_What needs to be done_:
Report every line in the listing below where the string "Percent" shows up.

_Information provided_:
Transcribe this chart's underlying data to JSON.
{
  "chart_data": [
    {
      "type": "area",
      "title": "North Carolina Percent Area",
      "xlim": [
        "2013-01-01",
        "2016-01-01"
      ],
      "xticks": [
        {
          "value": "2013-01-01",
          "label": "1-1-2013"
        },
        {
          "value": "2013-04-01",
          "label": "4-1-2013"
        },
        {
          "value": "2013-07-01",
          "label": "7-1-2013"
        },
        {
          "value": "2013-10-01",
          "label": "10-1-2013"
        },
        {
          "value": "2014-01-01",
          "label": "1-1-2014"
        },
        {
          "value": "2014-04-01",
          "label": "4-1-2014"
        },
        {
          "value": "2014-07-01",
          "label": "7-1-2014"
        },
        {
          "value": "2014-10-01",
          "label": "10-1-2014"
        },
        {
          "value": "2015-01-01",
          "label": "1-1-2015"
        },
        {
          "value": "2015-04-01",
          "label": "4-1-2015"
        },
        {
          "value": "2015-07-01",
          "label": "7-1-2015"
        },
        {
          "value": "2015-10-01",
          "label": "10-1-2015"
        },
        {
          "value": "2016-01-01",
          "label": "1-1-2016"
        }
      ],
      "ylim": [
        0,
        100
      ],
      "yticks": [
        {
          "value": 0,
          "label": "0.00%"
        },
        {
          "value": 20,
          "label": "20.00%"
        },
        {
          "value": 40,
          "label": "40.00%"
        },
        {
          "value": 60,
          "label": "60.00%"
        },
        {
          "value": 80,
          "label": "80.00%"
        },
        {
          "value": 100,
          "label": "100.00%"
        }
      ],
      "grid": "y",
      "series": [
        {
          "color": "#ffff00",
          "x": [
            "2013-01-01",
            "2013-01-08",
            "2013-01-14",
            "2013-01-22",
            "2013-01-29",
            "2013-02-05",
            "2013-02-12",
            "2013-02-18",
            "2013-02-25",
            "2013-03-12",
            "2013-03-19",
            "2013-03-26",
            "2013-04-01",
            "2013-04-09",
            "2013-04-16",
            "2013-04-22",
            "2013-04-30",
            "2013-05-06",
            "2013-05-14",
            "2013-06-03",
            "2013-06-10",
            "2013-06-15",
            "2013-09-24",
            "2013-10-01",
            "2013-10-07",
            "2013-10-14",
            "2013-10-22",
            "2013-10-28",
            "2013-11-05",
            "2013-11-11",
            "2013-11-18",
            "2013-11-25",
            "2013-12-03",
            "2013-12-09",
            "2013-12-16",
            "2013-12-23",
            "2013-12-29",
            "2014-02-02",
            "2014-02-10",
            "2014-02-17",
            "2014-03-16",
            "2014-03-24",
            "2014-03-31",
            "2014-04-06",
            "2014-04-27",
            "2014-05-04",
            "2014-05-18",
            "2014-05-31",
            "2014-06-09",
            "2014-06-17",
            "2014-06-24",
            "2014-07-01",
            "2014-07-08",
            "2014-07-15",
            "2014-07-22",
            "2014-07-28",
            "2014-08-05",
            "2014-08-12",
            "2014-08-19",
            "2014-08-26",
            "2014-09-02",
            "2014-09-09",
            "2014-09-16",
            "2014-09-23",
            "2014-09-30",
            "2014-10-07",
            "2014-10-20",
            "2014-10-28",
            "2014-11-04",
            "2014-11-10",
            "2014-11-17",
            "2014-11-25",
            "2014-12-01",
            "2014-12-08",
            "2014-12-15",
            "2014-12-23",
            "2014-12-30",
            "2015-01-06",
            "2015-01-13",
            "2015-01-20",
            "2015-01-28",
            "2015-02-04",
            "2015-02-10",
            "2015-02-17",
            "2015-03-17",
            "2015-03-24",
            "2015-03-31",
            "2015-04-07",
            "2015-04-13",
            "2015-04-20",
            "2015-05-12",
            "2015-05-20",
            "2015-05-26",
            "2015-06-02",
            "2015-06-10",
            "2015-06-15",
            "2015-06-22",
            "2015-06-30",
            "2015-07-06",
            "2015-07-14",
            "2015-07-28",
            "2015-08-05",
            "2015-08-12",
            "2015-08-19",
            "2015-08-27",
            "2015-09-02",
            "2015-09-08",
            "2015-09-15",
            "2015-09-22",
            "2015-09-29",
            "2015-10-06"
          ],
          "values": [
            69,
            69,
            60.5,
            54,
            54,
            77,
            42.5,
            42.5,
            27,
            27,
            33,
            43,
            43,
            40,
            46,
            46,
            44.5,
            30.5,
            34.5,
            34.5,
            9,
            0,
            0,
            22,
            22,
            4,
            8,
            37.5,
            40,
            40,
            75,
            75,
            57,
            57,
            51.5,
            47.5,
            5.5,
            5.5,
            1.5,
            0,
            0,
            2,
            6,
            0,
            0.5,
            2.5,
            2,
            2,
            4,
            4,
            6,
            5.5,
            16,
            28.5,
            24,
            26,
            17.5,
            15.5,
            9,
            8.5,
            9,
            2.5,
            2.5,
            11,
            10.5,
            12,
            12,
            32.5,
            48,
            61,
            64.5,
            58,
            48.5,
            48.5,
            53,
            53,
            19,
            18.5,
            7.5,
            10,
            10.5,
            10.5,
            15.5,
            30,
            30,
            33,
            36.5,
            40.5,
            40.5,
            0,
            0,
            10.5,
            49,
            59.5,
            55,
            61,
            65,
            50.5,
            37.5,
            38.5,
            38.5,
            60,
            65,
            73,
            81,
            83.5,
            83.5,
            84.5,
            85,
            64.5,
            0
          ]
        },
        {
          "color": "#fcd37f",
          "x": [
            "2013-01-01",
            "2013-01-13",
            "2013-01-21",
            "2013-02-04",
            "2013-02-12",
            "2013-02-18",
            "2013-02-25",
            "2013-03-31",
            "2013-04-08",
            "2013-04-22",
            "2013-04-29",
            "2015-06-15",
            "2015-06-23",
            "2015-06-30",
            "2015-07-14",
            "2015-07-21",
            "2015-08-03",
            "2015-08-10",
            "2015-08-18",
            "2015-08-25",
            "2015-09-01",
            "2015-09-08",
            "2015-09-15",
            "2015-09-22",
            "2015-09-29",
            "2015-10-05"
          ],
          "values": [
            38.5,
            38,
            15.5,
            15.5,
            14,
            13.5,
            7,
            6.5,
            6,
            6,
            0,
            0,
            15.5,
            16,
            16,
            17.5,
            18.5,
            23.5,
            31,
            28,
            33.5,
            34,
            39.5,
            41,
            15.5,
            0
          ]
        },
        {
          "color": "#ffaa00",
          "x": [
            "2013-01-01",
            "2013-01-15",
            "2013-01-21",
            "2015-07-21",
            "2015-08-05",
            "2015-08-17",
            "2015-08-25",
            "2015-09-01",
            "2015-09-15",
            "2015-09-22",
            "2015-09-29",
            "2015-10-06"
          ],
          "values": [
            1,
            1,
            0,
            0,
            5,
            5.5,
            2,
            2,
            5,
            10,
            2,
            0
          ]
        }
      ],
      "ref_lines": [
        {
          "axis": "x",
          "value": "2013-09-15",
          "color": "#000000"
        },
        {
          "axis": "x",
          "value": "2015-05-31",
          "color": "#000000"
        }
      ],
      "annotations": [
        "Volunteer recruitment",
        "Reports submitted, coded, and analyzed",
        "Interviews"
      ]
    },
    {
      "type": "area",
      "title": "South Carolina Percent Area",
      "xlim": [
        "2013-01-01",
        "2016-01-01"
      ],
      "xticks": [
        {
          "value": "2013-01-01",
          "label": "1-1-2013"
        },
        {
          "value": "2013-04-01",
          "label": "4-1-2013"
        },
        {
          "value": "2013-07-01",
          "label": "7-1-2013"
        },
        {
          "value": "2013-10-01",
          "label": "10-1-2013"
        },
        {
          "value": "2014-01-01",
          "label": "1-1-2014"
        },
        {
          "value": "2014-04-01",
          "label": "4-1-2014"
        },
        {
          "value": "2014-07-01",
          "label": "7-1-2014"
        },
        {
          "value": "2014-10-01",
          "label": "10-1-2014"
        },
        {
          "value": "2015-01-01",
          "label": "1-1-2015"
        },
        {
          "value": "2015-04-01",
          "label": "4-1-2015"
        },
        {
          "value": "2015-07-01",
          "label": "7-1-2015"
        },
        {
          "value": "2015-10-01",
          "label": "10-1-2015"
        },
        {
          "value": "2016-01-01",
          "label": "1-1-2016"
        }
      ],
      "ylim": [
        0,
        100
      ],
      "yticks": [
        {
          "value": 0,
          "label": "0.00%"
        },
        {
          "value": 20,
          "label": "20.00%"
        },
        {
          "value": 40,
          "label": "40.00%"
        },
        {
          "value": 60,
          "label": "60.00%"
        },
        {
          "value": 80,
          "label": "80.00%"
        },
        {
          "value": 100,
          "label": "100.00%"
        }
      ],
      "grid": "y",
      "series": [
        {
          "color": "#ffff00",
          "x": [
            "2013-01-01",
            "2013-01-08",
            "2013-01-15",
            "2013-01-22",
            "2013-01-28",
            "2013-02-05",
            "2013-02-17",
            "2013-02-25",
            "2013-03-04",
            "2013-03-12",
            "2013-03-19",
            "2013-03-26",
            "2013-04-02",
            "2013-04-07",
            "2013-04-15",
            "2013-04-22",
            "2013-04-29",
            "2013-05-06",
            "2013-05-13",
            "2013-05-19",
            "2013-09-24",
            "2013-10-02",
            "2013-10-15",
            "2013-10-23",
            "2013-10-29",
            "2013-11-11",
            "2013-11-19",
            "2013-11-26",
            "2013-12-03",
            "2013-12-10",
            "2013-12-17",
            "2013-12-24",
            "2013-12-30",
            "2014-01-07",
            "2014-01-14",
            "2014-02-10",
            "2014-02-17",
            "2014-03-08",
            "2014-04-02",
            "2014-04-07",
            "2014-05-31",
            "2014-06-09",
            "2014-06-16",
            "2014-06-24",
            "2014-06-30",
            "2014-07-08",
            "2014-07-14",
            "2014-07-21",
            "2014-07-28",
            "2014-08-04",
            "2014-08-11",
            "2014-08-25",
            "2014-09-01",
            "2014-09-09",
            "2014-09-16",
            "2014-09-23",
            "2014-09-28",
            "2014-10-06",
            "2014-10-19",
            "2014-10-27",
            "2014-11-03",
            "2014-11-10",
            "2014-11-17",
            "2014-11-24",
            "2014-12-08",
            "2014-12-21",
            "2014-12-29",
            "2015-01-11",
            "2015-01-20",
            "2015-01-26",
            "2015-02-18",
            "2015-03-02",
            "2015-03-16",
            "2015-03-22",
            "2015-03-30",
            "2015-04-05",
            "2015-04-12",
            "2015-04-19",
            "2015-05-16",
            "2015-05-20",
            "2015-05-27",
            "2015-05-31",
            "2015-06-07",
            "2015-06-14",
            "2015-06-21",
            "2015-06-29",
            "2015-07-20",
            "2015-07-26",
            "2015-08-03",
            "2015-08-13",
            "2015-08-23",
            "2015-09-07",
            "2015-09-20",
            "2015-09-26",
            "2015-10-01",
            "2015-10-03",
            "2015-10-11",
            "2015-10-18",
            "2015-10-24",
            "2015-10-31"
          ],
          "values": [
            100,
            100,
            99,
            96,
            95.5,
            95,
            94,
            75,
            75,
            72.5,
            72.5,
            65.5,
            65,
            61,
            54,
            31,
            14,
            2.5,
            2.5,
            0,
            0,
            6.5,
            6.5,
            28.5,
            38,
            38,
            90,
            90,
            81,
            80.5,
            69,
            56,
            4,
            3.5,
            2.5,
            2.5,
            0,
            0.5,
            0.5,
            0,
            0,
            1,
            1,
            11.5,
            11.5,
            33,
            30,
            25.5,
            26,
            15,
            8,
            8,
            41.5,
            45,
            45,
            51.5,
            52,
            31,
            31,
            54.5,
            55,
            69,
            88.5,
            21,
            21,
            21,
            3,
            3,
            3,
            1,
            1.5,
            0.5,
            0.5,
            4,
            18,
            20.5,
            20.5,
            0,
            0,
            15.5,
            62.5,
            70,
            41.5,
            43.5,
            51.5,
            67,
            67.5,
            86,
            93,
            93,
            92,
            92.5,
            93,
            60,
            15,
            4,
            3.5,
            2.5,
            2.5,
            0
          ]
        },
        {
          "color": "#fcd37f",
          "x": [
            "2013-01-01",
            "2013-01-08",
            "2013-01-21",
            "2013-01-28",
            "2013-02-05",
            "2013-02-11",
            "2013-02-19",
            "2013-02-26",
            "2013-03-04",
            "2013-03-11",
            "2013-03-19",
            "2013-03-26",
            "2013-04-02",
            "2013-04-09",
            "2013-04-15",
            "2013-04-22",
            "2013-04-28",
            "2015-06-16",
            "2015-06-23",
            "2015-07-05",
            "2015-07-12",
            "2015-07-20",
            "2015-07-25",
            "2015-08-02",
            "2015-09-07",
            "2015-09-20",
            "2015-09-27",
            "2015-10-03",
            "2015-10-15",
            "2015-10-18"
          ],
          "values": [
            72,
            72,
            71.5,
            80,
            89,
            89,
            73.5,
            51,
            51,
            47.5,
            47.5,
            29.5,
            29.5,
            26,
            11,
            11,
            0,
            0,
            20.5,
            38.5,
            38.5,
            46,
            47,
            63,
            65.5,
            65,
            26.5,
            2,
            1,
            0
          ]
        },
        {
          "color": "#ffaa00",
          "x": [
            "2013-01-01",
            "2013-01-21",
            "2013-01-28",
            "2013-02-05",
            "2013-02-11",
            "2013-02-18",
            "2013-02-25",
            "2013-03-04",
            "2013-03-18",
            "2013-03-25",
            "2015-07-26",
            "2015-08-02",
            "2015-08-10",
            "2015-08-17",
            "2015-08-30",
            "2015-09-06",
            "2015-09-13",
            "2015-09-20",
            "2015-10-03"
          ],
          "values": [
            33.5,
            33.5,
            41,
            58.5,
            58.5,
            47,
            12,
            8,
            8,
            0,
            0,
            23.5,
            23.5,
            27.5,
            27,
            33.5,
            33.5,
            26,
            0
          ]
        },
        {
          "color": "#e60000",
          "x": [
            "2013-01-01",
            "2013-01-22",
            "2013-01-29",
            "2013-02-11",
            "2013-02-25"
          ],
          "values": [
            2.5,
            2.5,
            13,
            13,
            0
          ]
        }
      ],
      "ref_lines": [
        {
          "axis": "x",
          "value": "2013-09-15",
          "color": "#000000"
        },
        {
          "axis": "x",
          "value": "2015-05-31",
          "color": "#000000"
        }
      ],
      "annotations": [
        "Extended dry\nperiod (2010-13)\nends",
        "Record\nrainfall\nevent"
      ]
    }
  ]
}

_Solution_:
      "title": "North Carolina Percent Area",
      "title": "South Carolina Percent Area",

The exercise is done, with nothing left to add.